DATASET EXTRACT:
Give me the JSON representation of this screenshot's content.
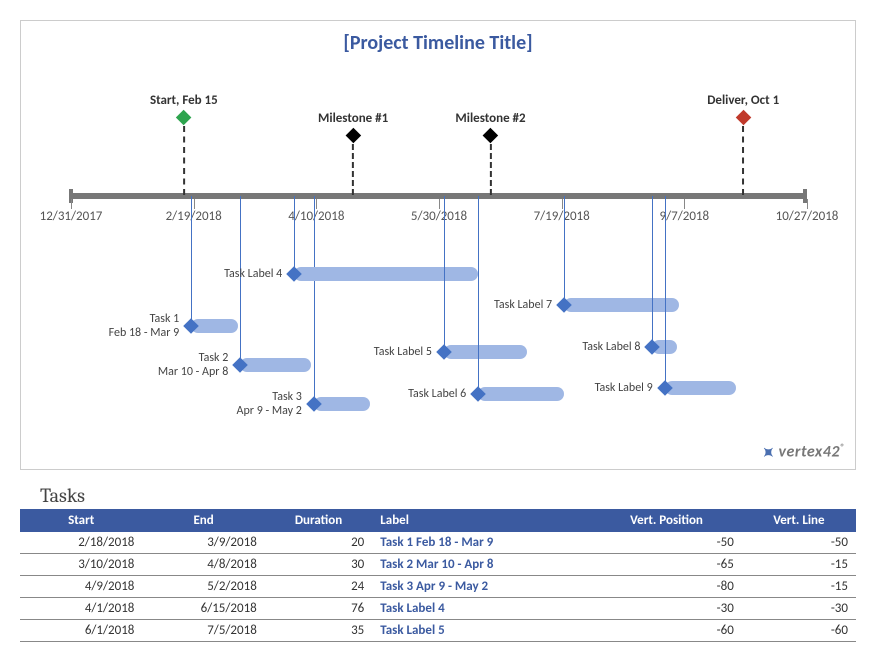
{
  "title": "[Project Timeline Title]",
  "section_title": "Tasks",
  "logo": "vertex42",
  "columns": {
    "start": "Start",
    "end": "End",
    "duration": "Duration",
    "label": "Label",
    "vpos": "Vert. Position",
    "vline": "Vert. Line"
  },
  "chart_data": {
    "type": "timeline",
    "title": "[Project Timeline Title]",
    "x_axis": {
      "min": "12/31/2017",
      "max": "10/27/2018",
      "ticks": [
        "12/31/2017",
        "2/19/2018",
        "4/10/2018",
        "5/30/2018",
        "7/19/2018",
        "9/7/2018",
        "10/27/2018"
      ]
    },
    "milestones": [
      {
        "label": "Start, Feb 15",
        "date": "2/15/2018",
        "color": "#2da44e"
      },
      {
        "label": "Milestone #1",
        "date": "4/25/2018",
        "color": "#000000"
      },
      {
        "label": "Milestone #2",
        "date": "6/20/2018",
        "color": "#000000"
      },
      {
        "label": "Deliver, Oct 1",
        "date": "10/1/2018",
        "color": "#c0392b"
      }
    ],
    "tasks": [
      {
        "start": "2/18/2018",
        "end": "3/9/2018",
        "duration": 20,
        "label": "Task 1  Feb 18 - Mar 9",
        "short": "Task 1\nFeb 18 - Mar 9",
        "vpos": -50,
        "vline": -50
      },
      {
        "start": "3/10/2018",
        "end": "4/8/2018",
        "duration": 30,
        "label": "Task 2  Mar 10 - Apr 8",
        "short": "Task 2\nMar 10 - Apr 8",
        "vpos": -65,
        "vline": -15
      },
      {
        "start": "4/9/2018",
        "end": "5/2/2018",
        "duration": 24,
        "label": "Task 3  Apr 9 - May 2",
        "short": "Task 3\nApr 9 - May 2",
        "vpos": -80,
        "vline": -15
      },
      {
        "start": "4/1/2018",
        "end": "6/15/2018",
        "duration": 76,
        "label": "Task Label 4",
        "short": "Task Label 4",
        "vpos": -30,
        "vline": -30
      },
      {
        "start": "6/1/2018",
        "end": "7/5/2018",
        "duration": 35,
        "label": "Task Label 5",
        "short": "Task Label 5",
        "vpos": -60,
        "vline": -60
      },
      {
        "start": "6/15/2018",
        "end": "7/20/2018",
        "duration": 36,
        "label": "Task Label 6",
        "short": "Task Label 6",
        "vpos": -76,
        "vline": -16
      },
      {
        "start": "7/20/2018",
        "end": "9/5/2018",
        "duration": 48,
        "label": "Task Label 7",
        "short": "Task Label 7",
        "vpos": -42,
        "vline": -42
      },
      {
        "start": "8/25/2018",
        "end": "9/4/2018",
        "duration": 11,
        "label": "Task Label 8",
        "short": "Task Label 8",
        "vpos": -58,
        "vline": -16
      },
      {
        "start": "8/30/2018",
        "end": "9/28/2018",
        "duration": 30,
        "label": "Task Label 9",
        "short": "Task Label 9",
        "vpos": -74,
        "vline": -16
      }
    ],
    "table": [
      {
        "start": "2/18/2018",
        "end": "3/9/2018",
        "duration": 20,
        "label": "Task 1  Feb 18 - Mar 9",
        "vpos": -50,
        "vline": -50
      },
      {
        "start": "3/10/2018",
        "end": "4/8/2018",
        "duration": 30,
        "label": "Task 2  Mar 10 - Apr 8",
        "vpos": -65,
        "vline": -15
      },
      {
        "start": "4/9/2018",
        "end": "5/2/2018",
        "duration": 24,
        "label": "Task 3  Apr 9 - May 2",
        "vpos": -80,
        "vline": -15
      },
      {
        "start": "4/1/2018",
        "end": "6/15/2018",
        "duration": 76,
        "label": "Task Label 4",
        "vpos": -30,
        "vline": -30
      },
      {
        "start": "6/1/2018",
        "end": "7/5/2018",
        "duration": 35,
        "label": "Task Label 5",
        "vpos": -60,
        "vline": -60
      }
    ]
  }
}
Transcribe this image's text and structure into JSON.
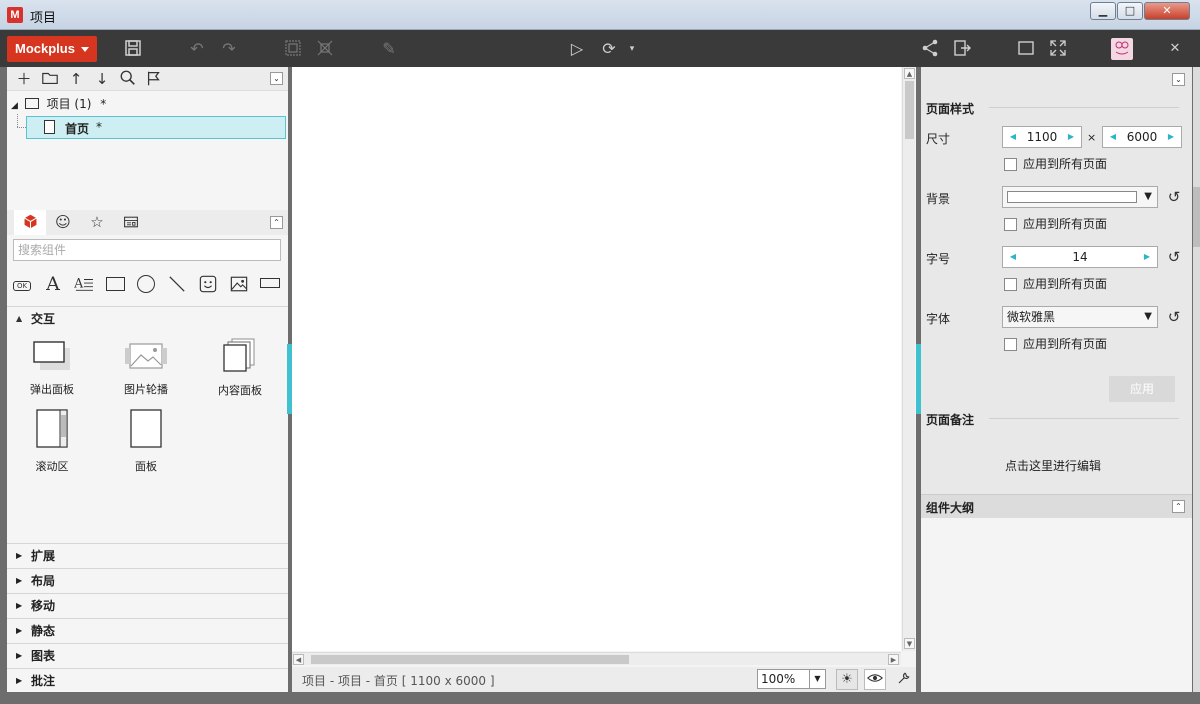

EXERCISE INSTRUCTIONS: Find all lines with "short" in them and copy each one.

FINISHED TASK:
        "short": "Task 1\nFeb 18 - Mar 9",
        "short": "Task 2\nMar 10 - Apr 8",
        "short": "Task 3\nApr 9 - May 2",
        "short": "Task Label 4",
        "short": "Task Label 5",
        "short": "Task Label 6",
        "short": "Task Label 7",
        "short": "Task Label 8",
        "short": "Task Label 9",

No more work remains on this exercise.